→ Exercise prompt
Locate the string "整理汇总" in the records below. Copy every line where it occurs.

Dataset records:
● ● ● ●
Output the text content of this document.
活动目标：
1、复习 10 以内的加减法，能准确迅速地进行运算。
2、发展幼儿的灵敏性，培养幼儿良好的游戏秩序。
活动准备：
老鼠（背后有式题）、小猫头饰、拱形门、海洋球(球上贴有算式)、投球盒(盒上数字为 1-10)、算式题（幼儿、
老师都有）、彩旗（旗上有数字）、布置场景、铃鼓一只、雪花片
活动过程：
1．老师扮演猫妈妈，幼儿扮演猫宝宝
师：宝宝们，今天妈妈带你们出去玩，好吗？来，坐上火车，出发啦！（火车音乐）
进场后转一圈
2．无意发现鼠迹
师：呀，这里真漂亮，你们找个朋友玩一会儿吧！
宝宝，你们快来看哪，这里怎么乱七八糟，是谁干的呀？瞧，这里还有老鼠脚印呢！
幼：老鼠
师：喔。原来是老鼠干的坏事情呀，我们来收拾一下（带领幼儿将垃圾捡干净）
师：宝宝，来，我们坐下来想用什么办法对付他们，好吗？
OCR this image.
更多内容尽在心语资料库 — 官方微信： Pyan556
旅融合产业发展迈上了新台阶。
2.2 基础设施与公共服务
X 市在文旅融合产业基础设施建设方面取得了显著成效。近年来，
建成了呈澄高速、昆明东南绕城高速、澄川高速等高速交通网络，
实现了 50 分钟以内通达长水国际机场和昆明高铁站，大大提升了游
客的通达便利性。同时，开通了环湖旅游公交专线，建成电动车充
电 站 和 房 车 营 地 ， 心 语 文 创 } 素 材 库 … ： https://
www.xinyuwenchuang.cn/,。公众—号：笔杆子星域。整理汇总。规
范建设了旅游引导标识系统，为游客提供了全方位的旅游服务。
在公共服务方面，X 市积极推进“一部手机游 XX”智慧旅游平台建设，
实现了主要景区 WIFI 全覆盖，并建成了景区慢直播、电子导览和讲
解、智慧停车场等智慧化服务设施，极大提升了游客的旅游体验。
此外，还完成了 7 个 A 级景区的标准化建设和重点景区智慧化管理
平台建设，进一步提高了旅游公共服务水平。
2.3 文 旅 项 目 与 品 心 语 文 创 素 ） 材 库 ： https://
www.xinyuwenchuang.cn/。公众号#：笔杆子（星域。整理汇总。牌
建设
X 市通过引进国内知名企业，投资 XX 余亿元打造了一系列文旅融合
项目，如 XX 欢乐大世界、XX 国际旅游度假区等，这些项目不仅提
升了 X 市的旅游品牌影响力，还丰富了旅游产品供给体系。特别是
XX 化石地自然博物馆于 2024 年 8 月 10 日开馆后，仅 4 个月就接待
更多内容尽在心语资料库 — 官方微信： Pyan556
● ● ● ●
→ Output
www.xinyuwenchuang.cn/,。公众—号：笔杆子星域。整理汇总。规
www.xinyuwenchuang.cn/。公众号#：笔杆子（星域。整理汇总。牌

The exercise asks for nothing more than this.